Dataset rows about figures
════════

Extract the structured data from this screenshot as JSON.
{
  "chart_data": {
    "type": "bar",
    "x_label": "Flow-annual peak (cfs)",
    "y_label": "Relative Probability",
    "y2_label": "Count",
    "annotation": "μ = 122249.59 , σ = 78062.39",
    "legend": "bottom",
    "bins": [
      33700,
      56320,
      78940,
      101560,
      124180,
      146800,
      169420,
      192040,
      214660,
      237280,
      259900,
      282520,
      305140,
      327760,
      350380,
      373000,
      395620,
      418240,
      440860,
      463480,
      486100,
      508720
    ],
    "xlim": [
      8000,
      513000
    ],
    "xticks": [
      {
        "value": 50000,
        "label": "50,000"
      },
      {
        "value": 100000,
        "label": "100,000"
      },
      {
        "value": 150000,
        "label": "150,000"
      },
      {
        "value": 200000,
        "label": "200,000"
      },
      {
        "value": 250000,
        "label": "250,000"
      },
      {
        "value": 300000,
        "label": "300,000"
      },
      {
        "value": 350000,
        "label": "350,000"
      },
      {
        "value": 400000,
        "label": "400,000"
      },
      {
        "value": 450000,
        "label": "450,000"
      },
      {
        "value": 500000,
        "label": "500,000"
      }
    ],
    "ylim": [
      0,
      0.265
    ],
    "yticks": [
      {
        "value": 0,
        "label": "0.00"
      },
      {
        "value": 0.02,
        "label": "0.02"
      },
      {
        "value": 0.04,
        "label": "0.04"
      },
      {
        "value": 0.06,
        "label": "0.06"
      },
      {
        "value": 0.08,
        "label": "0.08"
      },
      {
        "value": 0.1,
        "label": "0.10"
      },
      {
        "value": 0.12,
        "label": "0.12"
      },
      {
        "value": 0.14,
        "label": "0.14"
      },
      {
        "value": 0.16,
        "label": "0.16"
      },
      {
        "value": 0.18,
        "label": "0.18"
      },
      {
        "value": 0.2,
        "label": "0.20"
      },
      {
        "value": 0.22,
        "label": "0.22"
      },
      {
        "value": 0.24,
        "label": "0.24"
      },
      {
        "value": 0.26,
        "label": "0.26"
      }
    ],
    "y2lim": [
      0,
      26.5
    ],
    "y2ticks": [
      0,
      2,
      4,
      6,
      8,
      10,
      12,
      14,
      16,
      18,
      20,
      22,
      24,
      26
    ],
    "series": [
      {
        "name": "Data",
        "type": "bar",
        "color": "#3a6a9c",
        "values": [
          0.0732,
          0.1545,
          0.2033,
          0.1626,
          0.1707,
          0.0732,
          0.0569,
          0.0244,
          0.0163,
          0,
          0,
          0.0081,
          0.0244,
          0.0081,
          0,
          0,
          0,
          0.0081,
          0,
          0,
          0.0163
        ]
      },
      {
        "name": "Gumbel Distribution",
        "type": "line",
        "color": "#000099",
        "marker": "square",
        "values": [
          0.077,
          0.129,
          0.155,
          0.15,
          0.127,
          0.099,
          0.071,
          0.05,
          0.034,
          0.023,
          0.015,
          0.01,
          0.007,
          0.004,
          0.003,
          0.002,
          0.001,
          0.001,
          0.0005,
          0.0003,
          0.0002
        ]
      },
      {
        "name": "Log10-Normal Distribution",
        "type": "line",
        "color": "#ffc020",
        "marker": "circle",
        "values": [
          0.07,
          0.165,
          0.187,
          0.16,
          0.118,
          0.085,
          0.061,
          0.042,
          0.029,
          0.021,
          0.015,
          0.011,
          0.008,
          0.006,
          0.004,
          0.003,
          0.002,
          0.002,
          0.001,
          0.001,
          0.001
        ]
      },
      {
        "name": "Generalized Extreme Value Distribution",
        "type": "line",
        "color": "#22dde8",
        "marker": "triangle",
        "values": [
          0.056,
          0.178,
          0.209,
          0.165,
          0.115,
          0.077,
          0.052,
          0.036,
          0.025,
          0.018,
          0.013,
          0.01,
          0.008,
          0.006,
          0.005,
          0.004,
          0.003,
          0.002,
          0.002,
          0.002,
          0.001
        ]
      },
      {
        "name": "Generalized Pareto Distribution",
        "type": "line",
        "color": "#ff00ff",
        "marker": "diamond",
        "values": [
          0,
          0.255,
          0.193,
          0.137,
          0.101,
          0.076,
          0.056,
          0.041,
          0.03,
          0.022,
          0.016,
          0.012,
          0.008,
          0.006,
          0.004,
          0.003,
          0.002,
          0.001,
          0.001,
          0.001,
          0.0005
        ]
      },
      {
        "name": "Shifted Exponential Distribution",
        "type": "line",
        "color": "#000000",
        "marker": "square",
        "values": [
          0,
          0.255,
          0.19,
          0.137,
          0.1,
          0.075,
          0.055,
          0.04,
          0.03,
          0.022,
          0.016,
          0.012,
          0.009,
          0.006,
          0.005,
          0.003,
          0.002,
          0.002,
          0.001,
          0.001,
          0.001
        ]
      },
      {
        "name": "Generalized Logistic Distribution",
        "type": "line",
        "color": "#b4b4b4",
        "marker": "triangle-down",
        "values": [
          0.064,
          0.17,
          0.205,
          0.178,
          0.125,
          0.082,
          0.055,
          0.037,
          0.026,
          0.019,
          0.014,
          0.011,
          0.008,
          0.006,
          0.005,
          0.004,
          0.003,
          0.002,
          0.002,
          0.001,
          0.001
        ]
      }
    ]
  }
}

════════

All lines holding the word "Distribution" should be picked out and copied.

        "name": "Gumbel Distribution",
        "name": "Log10-Normal Distribution",
        "name": "Generalized Extreme Value Distribution",
        "name": "Generalized Pareto Distribution",
        "name": "Shifted Exponential Distribution",
        "name": "Generalized Logistic Distribution",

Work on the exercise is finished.